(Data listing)
^^^^
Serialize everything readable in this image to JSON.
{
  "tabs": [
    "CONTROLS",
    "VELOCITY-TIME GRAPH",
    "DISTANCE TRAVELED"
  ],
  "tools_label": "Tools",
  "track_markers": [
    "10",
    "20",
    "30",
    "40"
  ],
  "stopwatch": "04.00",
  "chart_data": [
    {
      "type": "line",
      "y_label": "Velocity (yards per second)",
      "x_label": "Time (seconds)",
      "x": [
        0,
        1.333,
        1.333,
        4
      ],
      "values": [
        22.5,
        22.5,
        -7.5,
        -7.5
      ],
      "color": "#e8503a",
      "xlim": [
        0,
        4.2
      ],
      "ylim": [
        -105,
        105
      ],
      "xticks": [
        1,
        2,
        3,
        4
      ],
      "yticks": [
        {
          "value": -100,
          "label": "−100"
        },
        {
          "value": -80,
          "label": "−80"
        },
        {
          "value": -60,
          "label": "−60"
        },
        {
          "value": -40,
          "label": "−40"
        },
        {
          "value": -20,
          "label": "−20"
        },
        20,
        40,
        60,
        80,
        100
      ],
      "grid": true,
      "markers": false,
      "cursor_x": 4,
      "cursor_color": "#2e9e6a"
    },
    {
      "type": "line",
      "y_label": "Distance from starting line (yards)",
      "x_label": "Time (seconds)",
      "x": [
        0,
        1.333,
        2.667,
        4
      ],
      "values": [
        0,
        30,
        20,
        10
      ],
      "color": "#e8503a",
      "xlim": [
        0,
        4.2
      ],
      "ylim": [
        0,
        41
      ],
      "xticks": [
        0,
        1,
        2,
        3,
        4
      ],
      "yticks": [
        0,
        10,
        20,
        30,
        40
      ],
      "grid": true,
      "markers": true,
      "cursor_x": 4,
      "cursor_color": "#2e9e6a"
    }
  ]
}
^^^^
_TO DO_
Would you write down every record again, exactly?

_RIGHT ANSWER_
Serialize everything readable in this image to JSON.
{
  "tabs": [
    "CONTROLS",
    "VELOCITY-TIME GRAPH",
    "DISTANCE TRAVELED"
  ],
  "tools_label": "Tools",
  "track_markers": [
    "10",
    "20",
    "30",
    "40"
  ],
  "stopwatch": "04.00",
  "chart_data": [
    {
      "type": "line",
      "y_label": "Velocity (yards per second)",
      "x_label": "Time (seconds)",
      "x": [
        0,
        1.333,
        1.333,
        4
      ],
      "values": [
        22.5,
        22.5,
        -7.5,
        -7.5
      ],
      "color": "#e8503a",
      "xlim": [
        0,
        4.2
      ],
      "ylim": [
        -105,
        105
      ],
      "xticks": [
        1,
        2,
        3,
        4
      ],
      "yticks": [
        {
          "value": -100,
          "label": "−100"
        },
        {
          "value": -80,
          "label": "−80"
        },
        {
          "value": -60,
          "label": "−60"
        },
        {
          "value": -40,
          "label": "−40"
        },
        {
          "value": -20,
          "label": "−20"
        },
        20,
        40,
        60,
        80,
        100
      ],
      "grid": true,
      "markers": false,
      "cursor_x": 4,
      "cursor_color": "#2e9e6a"
    },
    {
      "type": "line",
      "y_label": "Distance from starting line (yards)",
      "x_label": "Time (seconds)",
      "x": [
        0,
        1.333,
        2.667,
        4
      ],
      "values": [
        0,
        30,
        20,
        10
      ],
      "color": "#e8503a",
      "xlim": [
        0,
        4.2
      ],
      "ylim": [
        0,
        41
      ],
      "xticks": [
        0,
        1,
        2,
        3,
        4
      ],
      "yticks": [
        0,
        10,
        20,
        30,
        40
      ],
      "grid": true,
      "markers": true,
      "cursor_x": 4,
      "cursor_color": "#2e9e6a"
    }
  ]
}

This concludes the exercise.